## Problem
Count how many lines hold the string "active". Answer with that number and nothing more.

## Data for this exercise
* Start *

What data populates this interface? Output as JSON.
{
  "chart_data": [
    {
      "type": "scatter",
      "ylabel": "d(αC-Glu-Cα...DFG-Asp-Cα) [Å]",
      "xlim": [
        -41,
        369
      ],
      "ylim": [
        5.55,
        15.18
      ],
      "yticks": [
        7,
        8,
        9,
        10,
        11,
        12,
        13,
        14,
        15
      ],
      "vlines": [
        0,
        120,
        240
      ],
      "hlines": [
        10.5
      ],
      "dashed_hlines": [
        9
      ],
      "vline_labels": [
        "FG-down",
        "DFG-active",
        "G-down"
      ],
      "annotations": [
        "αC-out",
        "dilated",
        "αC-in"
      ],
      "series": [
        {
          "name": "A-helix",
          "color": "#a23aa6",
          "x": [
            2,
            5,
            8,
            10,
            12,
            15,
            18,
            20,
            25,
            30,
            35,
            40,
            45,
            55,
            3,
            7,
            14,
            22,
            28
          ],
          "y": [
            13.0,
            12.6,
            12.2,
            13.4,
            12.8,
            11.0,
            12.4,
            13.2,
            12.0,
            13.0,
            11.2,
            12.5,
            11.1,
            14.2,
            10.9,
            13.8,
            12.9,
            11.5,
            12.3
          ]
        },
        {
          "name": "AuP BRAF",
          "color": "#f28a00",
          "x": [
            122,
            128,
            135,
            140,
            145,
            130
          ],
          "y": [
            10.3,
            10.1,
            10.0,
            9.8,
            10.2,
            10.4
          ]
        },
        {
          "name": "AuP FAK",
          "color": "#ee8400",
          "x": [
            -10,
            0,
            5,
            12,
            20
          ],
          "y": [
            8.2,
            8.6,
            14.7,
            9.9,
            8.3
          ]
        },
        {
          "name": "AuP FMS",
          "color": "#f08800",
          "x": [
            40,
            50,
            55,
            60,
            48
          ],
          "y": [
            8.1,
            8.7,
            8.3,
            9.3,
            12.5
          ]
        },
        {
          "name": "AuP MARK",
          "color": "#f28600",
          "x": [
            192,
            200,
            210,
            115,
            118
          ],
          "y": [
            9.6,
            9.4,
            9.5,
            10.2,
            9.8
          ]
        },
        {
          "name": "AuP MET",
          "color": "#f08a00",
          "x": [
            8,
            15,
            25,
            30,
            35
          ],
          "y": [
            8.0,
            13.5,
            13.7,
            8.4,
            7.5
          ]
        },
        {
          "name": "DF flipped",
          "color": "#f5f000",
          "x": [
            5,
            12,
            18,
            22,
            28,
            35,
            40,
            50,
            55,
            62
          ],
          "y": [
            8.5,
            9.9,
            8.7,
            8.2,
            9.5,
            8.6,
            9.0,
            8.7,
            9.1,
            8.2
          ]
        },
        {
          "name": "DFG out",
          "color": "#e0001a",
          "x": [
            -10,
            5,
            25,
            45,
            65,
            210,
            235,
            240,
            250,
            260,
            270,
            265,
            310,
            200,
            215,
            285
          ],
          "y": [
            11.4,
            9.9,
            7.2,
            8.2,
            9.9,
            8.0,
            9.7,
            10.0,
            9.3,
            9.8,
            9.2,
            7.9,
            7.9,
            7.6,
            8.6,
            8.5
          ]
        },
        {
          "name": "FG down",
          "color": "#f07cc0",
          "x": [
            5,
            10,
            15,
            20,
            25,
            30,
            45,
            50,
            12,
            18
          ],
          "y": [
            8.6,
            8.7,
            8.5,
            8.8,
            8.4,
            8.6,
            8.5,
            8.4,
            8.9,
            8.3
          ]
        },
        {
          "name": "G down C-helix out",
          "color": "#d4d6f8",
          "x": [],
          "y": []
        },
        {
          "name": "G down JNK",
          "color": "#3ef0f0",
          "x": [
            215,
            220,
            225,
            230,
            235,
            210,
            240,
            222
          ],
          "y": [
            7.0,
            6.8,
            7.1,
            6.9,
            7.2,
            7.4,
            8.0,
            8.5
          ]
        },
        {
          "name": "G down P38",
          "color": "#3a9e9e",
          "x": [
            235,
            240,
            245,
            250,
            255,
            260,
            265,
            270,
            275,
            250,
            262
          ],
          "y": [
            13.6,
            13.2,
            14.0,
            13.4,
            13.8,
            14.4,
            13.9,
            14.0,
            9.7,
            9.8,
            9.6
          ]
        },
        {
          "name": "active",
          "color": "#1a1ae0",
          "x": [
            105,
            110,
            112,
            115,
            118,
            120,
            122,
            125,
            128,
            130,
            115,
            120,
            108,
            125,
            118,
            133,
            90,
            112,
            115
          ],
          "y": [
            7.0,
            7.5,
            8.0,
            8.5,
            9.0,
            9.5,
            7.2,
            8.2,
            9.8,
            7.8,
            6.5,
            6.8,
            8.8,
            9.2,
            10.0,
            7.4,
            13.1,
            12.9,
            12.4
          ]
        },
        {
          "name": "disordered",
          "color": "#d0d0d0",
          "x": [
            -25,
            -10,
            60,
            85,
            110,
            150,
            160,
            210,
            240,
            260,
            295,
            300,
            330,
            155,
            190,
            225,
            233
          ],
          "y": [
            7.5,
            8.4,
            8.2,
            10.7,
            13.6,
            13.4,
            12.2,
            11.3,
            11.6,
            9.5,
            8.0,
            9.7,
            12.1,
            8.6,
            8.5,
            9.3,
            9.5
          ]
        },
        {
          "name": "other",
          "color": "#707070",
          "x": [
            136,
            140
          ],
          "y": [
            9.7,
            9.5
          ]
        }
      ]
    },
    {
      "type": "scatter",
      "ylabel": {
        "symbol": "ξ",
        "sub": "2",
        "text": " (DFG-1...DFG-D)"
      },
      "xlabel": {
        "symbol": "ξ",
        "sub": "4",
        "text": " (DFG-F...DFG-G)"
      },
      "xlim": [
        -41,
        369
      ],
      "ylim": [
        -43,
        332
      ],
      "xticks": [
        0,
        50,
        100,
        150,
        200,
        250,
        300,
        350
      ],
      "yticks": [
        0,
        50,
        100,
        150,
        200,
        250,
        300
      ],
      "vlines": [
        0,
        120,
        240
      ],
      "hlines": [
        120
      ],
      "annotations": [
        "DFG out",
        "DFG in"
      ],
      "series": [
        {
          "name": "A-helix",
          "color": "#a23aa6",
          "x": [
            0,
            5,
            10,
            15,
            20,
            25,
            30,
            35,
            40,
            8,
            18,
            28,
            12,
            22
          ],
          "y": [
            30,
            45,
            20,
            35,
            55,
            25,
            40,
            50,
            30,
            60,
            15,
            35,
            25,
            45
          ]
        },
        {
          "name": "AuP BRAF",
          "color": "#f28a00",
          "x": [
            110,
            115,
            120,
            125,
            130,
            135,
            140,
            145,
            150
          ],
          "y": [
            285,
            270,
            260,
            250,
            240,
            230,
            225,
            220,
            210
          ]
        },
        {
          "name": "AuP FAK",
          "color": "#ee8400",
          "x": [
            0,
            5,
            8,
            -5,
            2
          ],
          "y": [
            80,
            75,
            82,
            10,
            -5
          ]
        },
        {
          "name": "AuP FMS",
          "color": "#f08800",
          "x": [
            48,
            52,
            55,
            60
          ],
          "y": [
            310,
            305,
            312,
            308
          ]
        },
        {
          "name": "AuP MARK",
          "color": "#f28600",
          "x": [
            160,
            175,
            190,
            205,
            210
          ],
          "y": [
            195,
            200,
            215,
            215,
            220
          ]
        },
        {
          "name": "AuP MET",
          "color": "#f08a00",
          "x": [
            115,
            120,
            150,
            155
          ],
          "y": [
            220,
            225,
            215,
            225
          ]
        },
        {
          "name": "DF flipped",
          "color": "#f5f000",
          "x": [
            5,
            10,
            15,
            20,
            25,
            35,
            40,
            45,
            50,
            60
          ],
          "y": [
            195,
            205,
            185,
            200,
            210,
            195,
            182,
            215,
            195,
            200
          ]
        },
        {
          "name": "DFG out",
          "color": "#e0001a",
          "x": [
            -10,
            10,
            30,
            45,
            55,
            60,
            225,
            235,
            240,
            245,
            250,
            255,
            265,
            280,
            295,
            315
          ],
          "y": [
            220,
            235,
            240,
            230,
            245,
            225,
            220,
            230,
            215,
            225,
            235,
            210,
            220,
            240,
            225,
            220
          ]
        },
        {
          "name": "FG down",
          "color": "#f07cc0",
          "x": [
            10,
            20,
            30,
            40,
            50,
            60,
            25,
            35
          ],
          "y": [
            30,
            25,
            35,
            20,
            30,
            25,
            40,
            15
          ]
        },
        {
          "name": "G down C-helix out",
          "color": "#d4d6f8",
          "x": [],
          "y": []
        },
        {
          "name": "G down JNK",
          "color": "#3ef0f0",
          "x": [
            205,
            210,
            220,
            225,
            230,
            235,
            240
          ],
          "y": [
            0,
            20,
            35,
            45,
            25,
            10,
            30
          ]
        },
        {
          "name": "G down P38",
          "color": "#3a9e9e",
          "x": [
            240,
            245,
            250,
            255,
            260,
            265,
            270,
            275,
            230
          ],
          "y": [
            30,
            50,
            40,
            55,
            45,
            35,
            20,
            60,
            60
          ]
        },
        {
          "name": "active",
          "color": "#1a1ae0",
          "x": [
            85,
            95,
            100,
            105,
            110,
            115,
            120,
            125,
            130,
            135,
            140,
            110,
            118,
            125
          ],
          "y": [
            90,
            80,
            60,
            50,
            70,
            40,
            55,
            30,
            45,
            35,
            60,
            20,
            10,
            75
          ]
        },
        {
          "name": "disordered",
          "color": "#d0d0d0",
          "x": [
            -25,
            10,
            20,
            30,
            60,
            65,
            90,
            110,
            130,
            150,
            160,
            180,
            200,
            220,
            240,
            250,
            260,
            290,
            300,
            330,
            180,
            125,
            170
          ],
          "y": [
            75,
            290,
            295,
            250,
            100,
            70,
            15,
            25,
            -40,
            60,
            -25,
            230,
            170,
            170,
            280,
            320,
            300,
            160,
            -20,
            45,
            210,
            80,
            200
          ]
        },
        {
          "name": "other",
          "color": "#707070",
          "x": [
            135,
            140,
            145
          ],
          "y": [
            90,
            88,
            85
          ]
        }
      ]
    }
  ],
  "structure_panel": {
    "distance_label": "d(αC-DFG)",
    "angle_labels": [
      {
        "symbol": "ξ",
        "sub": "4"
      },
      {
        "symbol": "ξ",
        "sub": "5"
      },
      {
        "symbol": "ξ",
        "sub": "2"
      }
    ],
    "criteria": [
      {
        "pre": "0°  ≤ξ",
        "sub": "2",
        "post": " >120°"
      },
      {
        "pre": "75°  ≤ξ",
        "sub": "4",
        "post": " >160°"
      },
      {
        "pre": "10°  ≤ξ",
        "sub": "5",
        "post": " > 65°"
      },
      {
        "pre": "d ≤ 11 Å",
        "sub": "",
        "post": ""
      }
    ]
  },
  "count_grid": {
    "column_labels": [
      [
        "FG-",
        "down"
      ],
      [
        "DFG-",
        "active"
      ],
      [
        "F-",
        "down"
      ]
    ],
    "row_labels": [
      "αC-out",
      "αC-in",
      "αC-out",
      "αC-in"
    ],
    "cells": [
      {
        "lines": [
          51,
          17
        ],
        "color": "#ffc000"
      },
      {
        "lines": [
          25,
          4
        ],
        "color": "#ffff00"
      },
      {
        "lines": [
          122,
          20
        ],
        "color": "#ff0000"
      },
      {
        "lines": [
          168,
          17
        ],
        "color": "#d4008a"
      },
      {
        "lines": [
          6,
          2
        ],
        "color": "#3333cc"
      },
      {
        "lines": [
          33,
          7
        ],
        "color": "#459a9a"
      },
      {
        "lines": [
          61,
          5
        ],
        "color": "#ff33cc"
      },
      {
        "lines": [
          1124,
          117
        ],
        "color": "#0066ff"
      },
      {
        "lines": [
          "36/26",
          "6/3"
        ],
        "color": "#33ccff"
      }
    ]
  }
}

* End *

## Solution to the exercise
4